Scaling Agile – it’s not the same problem

I was prompted by Al Shalloway’s (@alshalloway) brief tweet this week combined with a long train journey to write this blog post.

That is exactly one of the key ideas in Nassim Nicholas Taleb’s (@nntaleb) Antifragile. The kinds of problem you get at scale are not the same kinds of problems you deal with in small numbers. To quote Nassim Taleb:

“A city is not a large village, a corporation is not a larger small business”.

Likewise a single Agile team does not behave the same way that a project team made up from several Agile teams does. The method and style of communication changes, as does the kind of risks and issues we deal with. It’s a transformation into something new, not a simple multiplication.

Why scale breeds complexity

If interactions grew linearly with the system size, then scale wouldn’t be such a problem. Each time you add new member to the system, the complexity (C) increases by one since you only add one more possible relationship as visualized below:

linear growth

Unfortunately as real systems grow in scale, their complexity grows exponentially because each component influences or interacts (directly or indirectly) with many others. That is, each member you add to the system adds exponentially more relationships or interactions. It’s an old idea that is surprisingly often neglected by those that design systems. You can visualize how the number of possible interactions grows as we add one more circle to each diagram below:

geometric growth

Complexity is a property of the behavior of the system, not the structure of it. That is, it’s not the number of components that makes it complex, but how they interact – as visualized by the number of lines in the diagrams above.

watchConversely we may have systems that have a complicated structure, but yield simple behavior. For example, a mechanical pocket watch has a complicated structure but very simple and (thankfully) predictable behavior.

So it’s complexity resulting from interactions and behaviors we have to be concerned about. This is why we see different types of problems at different levels of scale.

Aside: scale up and down

In order to be considered “scalable” the transformation must be two-way. I have seen software systems, for example, that are designed to “scale” but can’t run on modest hardware. That is not scaling, that is just big and bulky. Somehow we forget that scaling is not the same as simple expansion. To me a good scaling implementation is a dynamic one, that can scale both up and down. If you can only go one way, it’s not “scaling”.

So that’s the problem: the behavior of a small group is different than that of a large group, which is again different from that of a group of groups… and the effect shows up sooner than you might think because of the number of new communication paths.

The oft-cited Dunbar’s number says that people can have some sort of social relationship (but not necessarily a deep relationship) with up to around maximum 150 (or so) people, but we see behavior changes way sooner than that. The upper bound of a Scrum team (9 people) is based on experience and seems to be re-affirmed time and again. Beyond that people see themselves as part of a mass, not a team. In my organizations I never had a manager with more than 10-12 direct reports.

Sometimes trouble shows up at even smaller numbers. It is said that behind every successful man stands  a woman, behind every failed man there are two. I think that joke works with Scrum teams and Product Owners also, except it’s not funny.

Scale the problem down

This is where Agile and Antifragile meet again: big problems are best solved when you can scale them down and distribute the difficulty. The secret to successfully executing big projects is not to scale the project team up, it’s to scale the problem domain down.

What I mean by that is that we shouldn’t simply look at the project requirements and then figure out how to scale a team to build the whole thing all at once. Approaches such as Minimum Viable Product (MVP) and applying Design Thinking to focus the problem space can save a lot of time, effort and money by applying resources only to what is critical and important.

:: Given entries ::
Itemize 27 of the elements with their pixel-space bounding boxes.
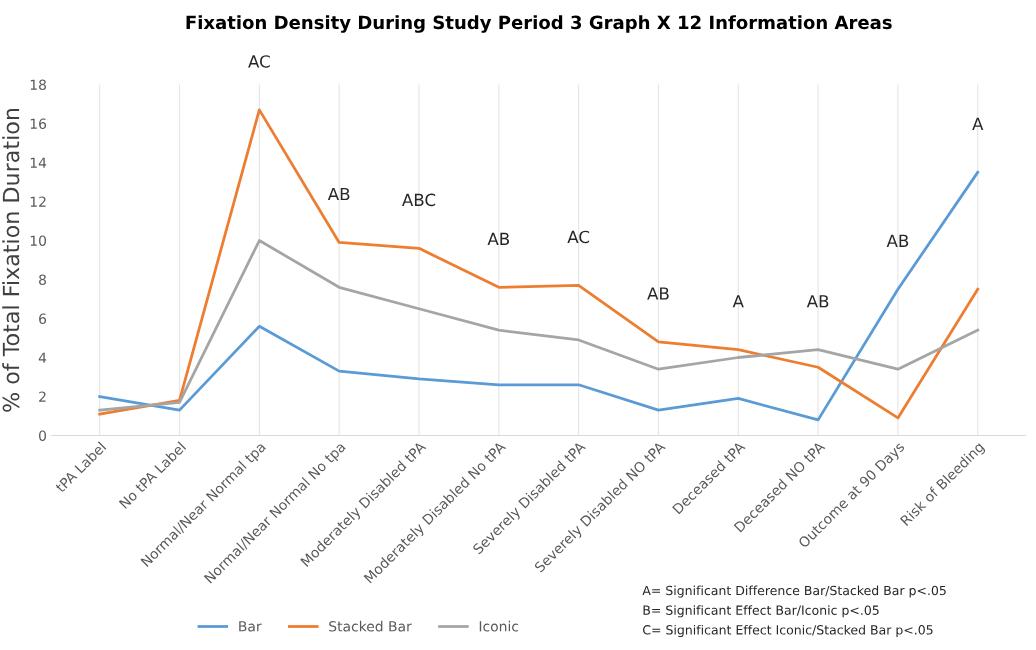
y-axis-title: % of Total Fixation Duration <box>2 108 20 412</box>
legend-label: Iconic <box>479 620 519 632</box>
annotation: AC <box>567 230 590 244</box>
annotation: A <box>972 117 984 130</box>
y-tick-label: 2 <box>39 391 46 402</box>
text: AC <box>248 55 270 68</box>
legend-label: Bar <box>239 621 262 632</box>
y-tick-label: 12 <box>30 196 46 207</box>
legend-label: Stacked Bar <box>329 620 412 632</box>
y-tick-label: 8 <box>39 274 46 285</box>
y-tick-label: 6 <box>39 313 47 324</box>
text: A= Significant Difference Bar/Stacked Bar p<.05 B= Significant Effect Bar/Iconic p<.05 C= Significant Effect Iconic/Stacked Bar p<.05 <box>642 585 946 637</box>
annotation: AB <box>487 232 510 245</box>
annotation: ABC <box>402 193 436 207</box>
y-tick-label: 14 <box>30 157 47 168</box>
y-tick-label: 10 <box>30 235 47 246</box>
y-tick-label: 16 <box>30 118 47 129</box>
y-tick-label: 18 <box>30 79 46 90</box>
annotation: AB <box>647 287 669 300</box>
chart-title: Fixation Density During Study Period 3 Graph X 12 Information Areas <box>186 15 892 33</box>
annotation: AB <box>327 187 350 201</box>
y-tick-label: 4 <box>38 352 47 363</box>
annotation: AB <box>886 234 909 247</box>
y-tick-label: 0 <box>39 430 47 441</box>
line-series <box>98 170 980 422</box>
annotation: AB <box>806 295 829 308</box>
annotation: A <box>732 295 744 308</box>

:: Task list ::
- 1) Answer these questions using the post on scaling Agile.
(a) What is the upper bound of a Scrum team?
(b) What object is given as an example of a complicated structure with simple, predictable behavior?
(c) About how many people does Dunbar's number say someone can have a social relationship with?
- 2) Reproduce the part of the listing that opens with the line containing "y-axis-title: % of" and closes with the line containing "y-tick-label: 10 <box>30 235 47 246</box>", including both of those lines.

:: Expected responses ::
- 1)
(a) 9 people.
(b) A mechanical pocket watch.
(c) Up to around 150 people at most.

- 2)
y-axis-title: % of Total Fixation Duration <box>2 108 20 412</box>
legend-label: Iconic <box>479 620 519 632</box>
annotation: AC <box>567 230 590 244</box>
annotation: A <box>972 117 984 130</box>
y-tick-label: 2 <box>39 391 46 402</box>
text: AC <box>248 55 270 68</box>
legend-label: Bar <box>239 621 262 632</box>
y-tick-label: 12 <box>30 196 46 207</box>
legend-label: Stacked Bar <box>329 620 412 632</box>
y-tick-label: 8 <box>39 274 46 285</box>
y-tick-label: 6 <box>39 313 47 324</box>
text: A= Significant Difference Bar/Stacked Bar p<.05 B= Significant Effect Bar/Iconic p<.05 C= Significant Effect Iconic/Stacked Bar p<.05 <box>642 585 946 637</box>
annotation: AB <box>487 232 510 245</box>
annotation: ABC <box>402 193 436 207</box>
y-tick-label: 14 <box>30 157 47 168</box>
y-tick-label: 10 <box>30 235 47 246</box>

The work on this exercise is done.